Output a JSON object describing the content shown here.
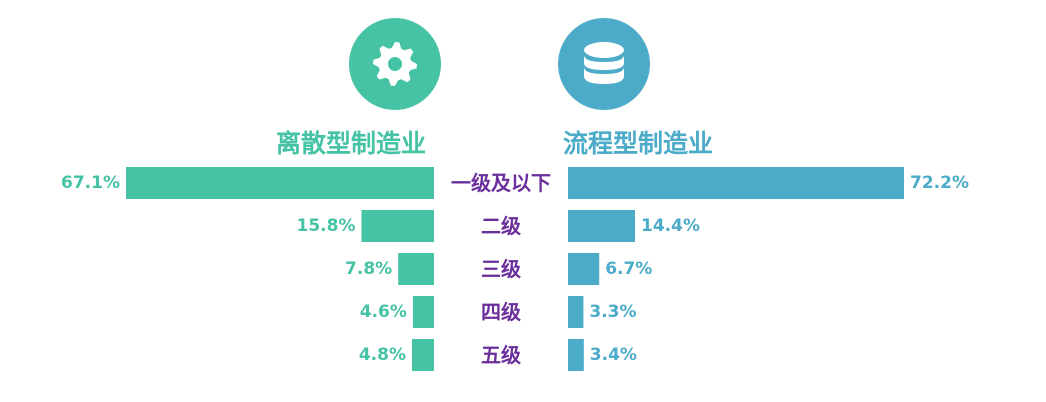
{
  "colors": {
    "discrete": "#45c3a4",
    "process": "#4cabc8",
    "category": "#6a2f9b"
  },
  "icons": {
    "discrete": "gear-icon",
    "process": "database-icon"
  },
  "chart_data": {
    "type": "bar",
    "orientation": "horizontal-butterfly",
    "categories": [
      "一级及以下",
      "二级",
      "三级",
      "四级",
      "五级"
    ],
    "series": [
      {
        "name": "离散型制造业",
        "values": [
          67.1,
          15.8,
          7.8,
          4.6,
          4.8
        ],
        "labels": [
          "67.1%",
          "15.8%",
          "7.8%",
          "4.6%",
          "4.8%"
        ]
      },
      {
        "name": "流程型制造业",
        "values": [
          72.2,
          14.4,
          6.7,
          3.3,
          3.4
        ],
        "labels": [
          "72.2%",
          "14.4%",
          "6.7%",
          "3.3%",
          "3.4%"
        ]
      }
    ],
    "unit": "%",
    "grid": false,
    "legend": "top"
  }
}
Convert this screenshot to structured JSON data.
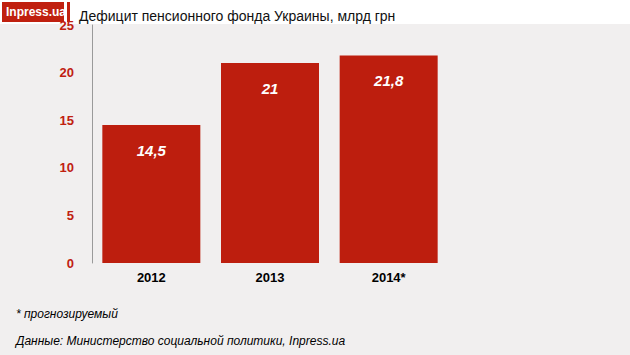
{
  "chart_data": {
    "type": "bar",
    "title": "Дефицит пенсионного фонда Украины, млрд грн",
    "logo": "Inpress.ua",
    "notes": [
      "* прогнозируемый",
      "Данные: Министерство социальной политики, Inpress.ua"
    ],
    "categories": [
      "2012",
      "2013",
      "2014*"
    ],
    "values": [
      14.5,
      21,
      21.8
    ],
    "value_labels": [
      "14,5",
      "21",
      "21,8"
    ],
    "color": "#bd1e0e",
    "ylim": [
      0,
      25
    ],
    "yticks": [
      0,
      5,
      10,
      15,
      20,
      25
    ],
    "grid": false,
    "data_labels": true
  }
}
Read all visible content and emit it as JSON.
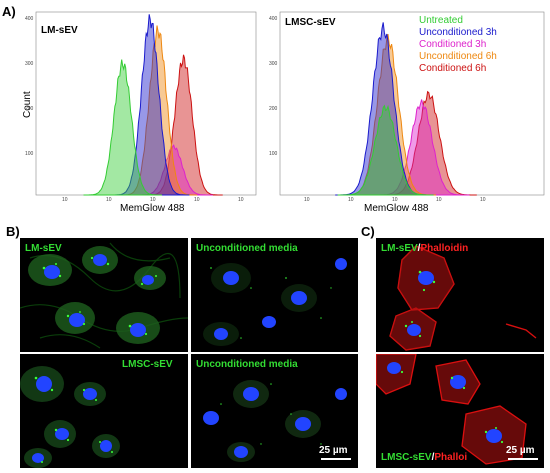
{
  "panels": {
    "a_label": "A)",
    "b_label": "B)",
    "c_label": "C)"
  },
  "histograms": {
    "left_title": "LM-sEV",
    "right_title": "LMSC-sEV",
    "ylabel": "Count",
    "xlabel": "MemGlow 488",
    "y_ticks": [
      "400",
      "300",
      "200",
      "100"
    ],
    "x_ticks": [
      "10",
      "10",
      "10",
      "10",
      "10"
    ],
    "legend": [
      {
        "label": "Untreated",
        "color": "#33cc33"
      },
      {
        "label": "Unconditioned 3h",
        "color": "#1a1acc"
      },
      {
        "label": "Conditioned 3h",
        "color": "#dd22cc"
      },
      {
        "label": "Unconditioned 6h",
        "color": "#ee8811"
      },
      {
        "label": "Conditioned 6h",
        "color": "#cc1111"
      }
    ]
  },
  "chart_data": [
    {
      "type": "area",
      "title": "LM-sEV",
      "xlabel": "MemGlow 488",
      "ylabel": "Count",
      "x_scale": "log",
      "ylim": [
        0,
        400
      ],
      "series": [
        {
          "name": "Untreated",
          "peak_x": 1.6,
          "peak_y": 300
        },
        {
          "name": "Unconditioned 3h",
          "peak_x": 2.3,
          "peak_y": 400
        },
        {
          "name": "Unconditioned 6h",
          "peak_x": 2.5,
          "peak_y": 375
        },
        {
          "name": "Conditioned 3h",
          "peak_x": 2.9,
          "peak_y": 110
        },
        {
          "name": "Conditioned 6h",
          "peak_x": 3.15,
          "peak_y": 310
        }
      ]
    },
    {
      "type": "area",
      "title": "LMSC-sEV",
      "xlabel": "MemGlow 488",
      "ylabel": "Count",
      "x_scale": "log",
      "ylim": [
        0,
        400
      ],
      "series": [
        {
          "name": "Untreated",
          "peak_x": 1.7,
          "peak_y": 200
        },
        {
          "name": "Unconditioned 3h",
          "peak_x": 1.65,
          "peak_y": 380
        },
        {
          "name": "Unconditioned 6h",
          "peak_x": 1.75,
          "peak_y": 355
        },
        {
          "name": "Conditioned 3h",
          "peak_x": 2.45,
          "peak_y": 210
        },
        {
          "name": "Conditioned 6h",
          "peak_x": 2.6,
          "peak_y": 230
        }
      ]
    }
  ],
  "microscopy": {
    "b_top_left": "LM-sEV",
    "b_top_right": "Unconditioned media",
    "b_bottom_left": "LMSC-sEV",
    "b_bottom_right": "Unconditioned media",
    "c_top_a": "LM-sEV",
    "c_top_sep": "/",
    "c_top_b": "Phalloidin",
    "c_bottom_a": "LMSC-sEV",
    "c_bottom_sep": "/",
    "c_bottom_b": "Phalloi",
    "scale_b": "25 µm",
    "scale_c": "25 µm"
  },
  "colors": {
    "green_label": "#33dd33",
    "red_label": "#ff2222",
    "nucleus": "#2244ff",
    "actin": "#ee1111"
  }
}
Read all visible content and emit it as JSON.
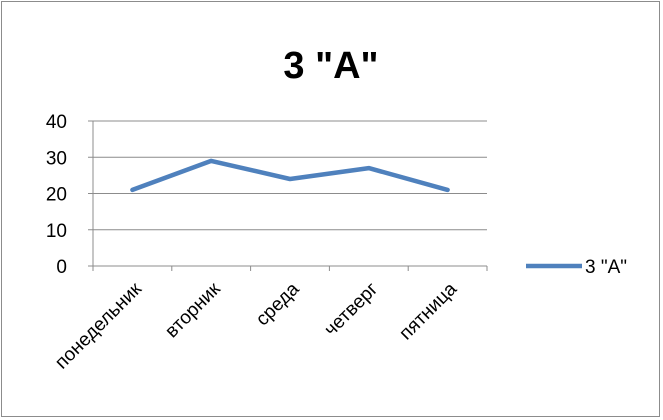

▸ **WHAT YOU SHOULD DO**:
Please transcribe the material above exactly as written. Leave the pictures out.

▸ **CORRECT ANSWER**:
Output a JSON object describing the content shown here.
{
  "colors": {
    "discrete": "#45c3a4",
    "process": "#4cabc8",
    "category": "#6a2f9b"
  },
  "icons": {
    "discrete": "gear-icon",
    "process": "database-icon"
  },
  "chart_data": {
    "type": "bar",
    "orientation": "horizontal-butterfly",
    "categories": [
      "一级及以下",
      "二级",
      "三级",
      "四级",
      "五级"
    ],
    "series": [
      {
        "name": "离散型制造业",
        "values": [
          67.1,
          15.8,
          7.8,
          4.6,
          4.8
        ],
        "labels": [
          "67.1%",
          "15.8%",
          "7.8%",
          "4.6%",
          "4.8%"
        ]
      },
      {
        "name": "流程型制造业",
        "values": [
          72.2,
          14.4,
          6.7,
          3.3,
          3.4
        ],
        "labels": [
          "72.2%",
          "14.4%",
          "6.7%",
          "3.3%",
          "3.4%"
        ]
      }
    ],
    "unit": "%",
    "grid": false,
    "legend": "top"
  }
}
Convert this screenshot to structured JSON data.
{
  "chart_data": {
    "type": "bar",
    "title": "Дефицит пенсионного фонда Украины, млрд грн",
    "logo": "Inpress.ua",
    "notes": [
      "* прогнозируемый",
      "Данные: Министерство социальной политики, Inpress.ua"
    ],
    "categories": [
      "2012",
      "2013",
      "2014*"
    ],
    "values": [
      14.5,
      21,
      21.8
    ],
    "value_labels": [
      "14,5",
      "21",
      "21,8"
    ],
    "color": "#bd1e0e",
    "ylim": [
      0,
      25
    ],
    "yticks": [
      0,
      5,
      10,
      15,
      20,
      25
    ],
    "grid": false,
    "data_labels": true
  }
}
Read all visible content and emit it as JSON.
{
  "panels": {
    "a_label": "A)",
    "b_label": "B)",
    "c_label": "C)"
  },
  "histograms": {
    "left_title": "LM-sEV",
    "right_title": "LMSC-sEV",
    "ylabel": "Count",
    "xlabel": "MemGlow 488",
    "y_ticks": [
      "400",
      "300",
      "200",
      "100"
    ],
    "x_ticks": [
      "10",
      "10",
      "10",
      "10",
      "10"
    ],
    "legend": [
      {
        "label": "Untreated",
        "color": "#33cc33"
      },
      {
        "label": "Unconditioned 3h",
        "color": "#1a1acc"
      },
      {
        "label": "Conditioned 3h",
        "color": "#dd22cc"
      },
      {
        "label": "Unconditioned 6h",
        "color": "#ee8811"
      },
      {
        "label": "Conditioned 6h",
        "color": "#cc1111"
      }
    ]
  },
  "chart_data": [
    {
      "type": "area",
      "title": "LM-sEV",
      "xlabel": "MemGlow 488",
      "ylabel": "Count",
      "x_scale": "log",
      "ylim": [
        0,
        400
      ],
      "series": [
        {
          "name": "Untreated",
          "peak_x": 1.6,
          "peak_y": 300
        },
        {
          "name": "Unconditioned 3h",
          "peak_x": 2.3,
          "peak_y": 400
        },
        {
          "name": "Unconditioned 6h",
          "peak_x": 2.5,
          "peak_y": 375
        },
        {
          "name": "Conditioned 3h",
          "peak_x": 2.9,
          "peak_y": 110
        },
        {
          "name": "Conditioned 6h",
          "peak_x": 3.15,
          "peak_y": 310
        }
      ]
    },
    {
      "type": "area",
      "title": "LMSC-sEV",
      "xlabel": "MemGlow 488",
      "ylabel": "Count",
      "x_scale": "log",
      "ylim": [
        0,
        400
      ],
      "series": [
        {
          "name": "Untreated",
          "peak_x": 1.7,
          "peak_y": 200
        },
        {
          "name": "Unconditioned 3h",
          "peak_x": 1.65,
          "peak_y": 380
        },
        {
          "name": "Unconditioned 6h",
          "peak_x": 1.75,
          "peak_y": 355
        },
        {
          "name": "Conditioned 3h",
          "peak_x": 2.45,
          "peak_y": 210
        },
        {
          "name": "Conditioned 6h",
          "peak_x": 2.6,
          "peak_y": 230
        }
      ]
    }
  ],
  "microscopy": {
    "b_top_left": "LM-sEV",
    "b_top_right": "Unconditioned media",
    "b_bottom_left": "LMSC-sEV",
    "b_bottom_right": "Unconditioned media",
    "c_top_a": "LM-sEV",
    "c_top_sep": "/",
    "c_top_b": "Phalloidin",
    "c_bottom_a": "LMSC-sEV",
    "c_bottom_sep": "/",
    "c_bottom_b": "Phalloi",
    "scale_b": "25 µm",
    "scale_c": "25 µm"
  },
  "colors": {
    "green_label": "#33dd33",
    "red_label": "#ff2222",
    "nucleus": "#2244ff",
    "actin": "#ee1111"
  }
}
Read all visible content and emit it as JSON.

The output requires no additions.